*TEXT*.

-- start --

Rainer Trost - Tito Vespasiano (Tenor, premiered by Gaetano Ottani)
Laura Aikin - Vitellia (Soprano, premiered by Caterina Visconti)
Raffaella Milanesi - Sesto (Soprano, premiered by Gaetano Majorano, detto "Caffarelli")
Arantza Ezenarro - Servilia (Soprano)
Valer Sabadus - Annio (Counter Tenor, Mezzo)
Flavio Ferri-Benedetti - Publio (Counter Tenor, Soprano)
L'Arte del mondo - Werner Ehrhardt, dir.
Libretto: Metastasio. Premiere: 4 November 1752, Naples, Teatro di San Carlo
I am always a bit nervous when buying a "live" recording. The musicians' and singers' faux pas, which one would barely notice when listening to an inspired performance in an opera house get blown out of proportion and become irritants that make on want to put the CD's on a shelf high enough so as to be unreachable without a ladder. In the case of this recording, however, I need not have worried, for it is splendid throughout in ever conceivable way. This is the best "live" recording that I have heard in many a year.

-- end --

*SOURCE MATERIAL*.
-- start --

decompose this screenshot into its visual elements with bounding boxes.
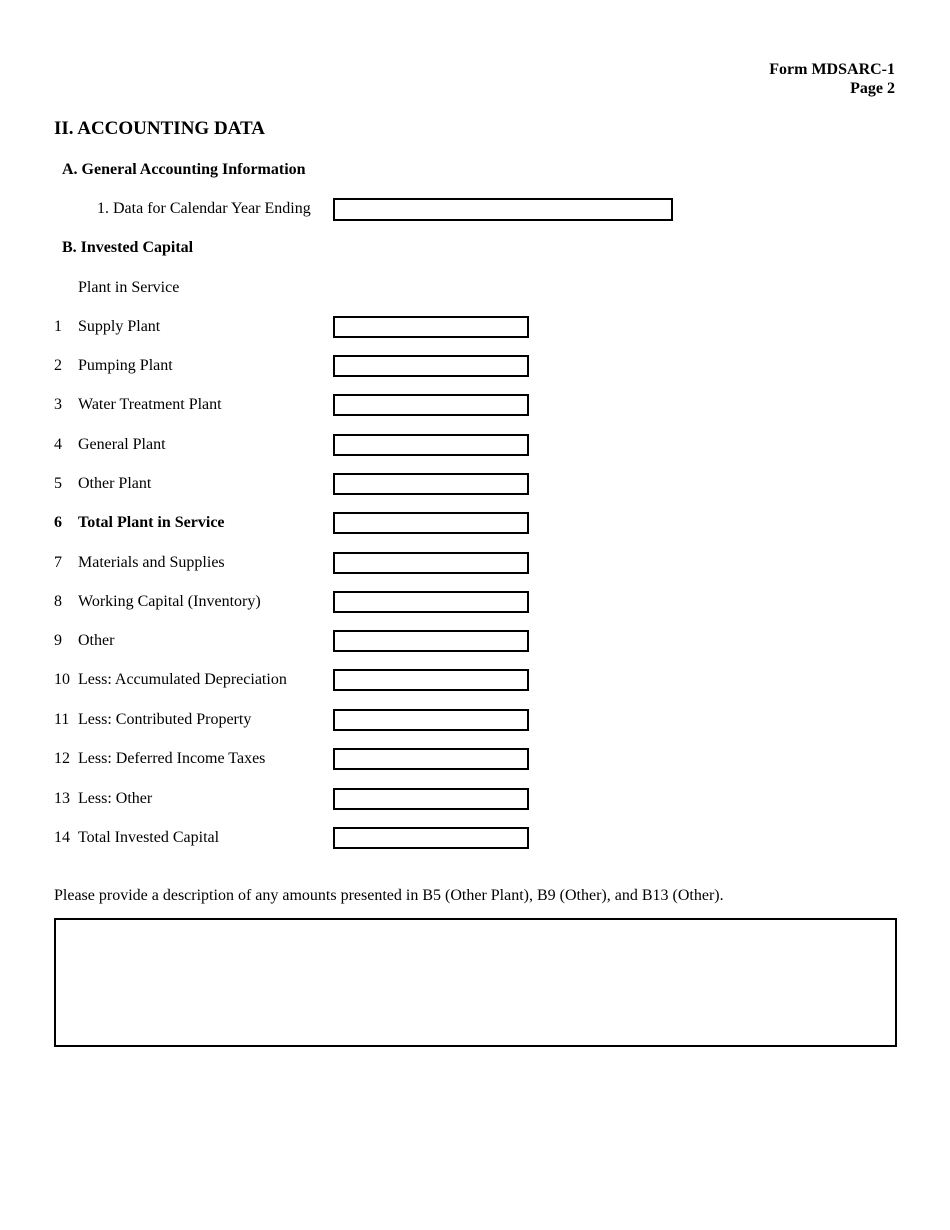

-- end --

Reproduce everything in the opera recording review from "Rainer Trost - Tito" down to "Werner Ehrhardt, dir.".

Rainer Trost - Tito Vespasiano (Tenor, premiered by Gaetano Ottani)
Laura Aikin - Vitellia (Soprano, premiered by Caterina Visconti)
Raffaella Milanesi - Sesto (Soprano, premiered by Gaetano Majorano, detto "Caffarelli")
Arantza Ezenarro - Servilia (Soprano)
Valer Sabadus - Annio (Counter Tenor, Mezzo)
Flavio Ferri-Benedetti - Publio (Counter Tenor, Soprano)
L'Arte del mondo - Werner Ehrhardt, dir.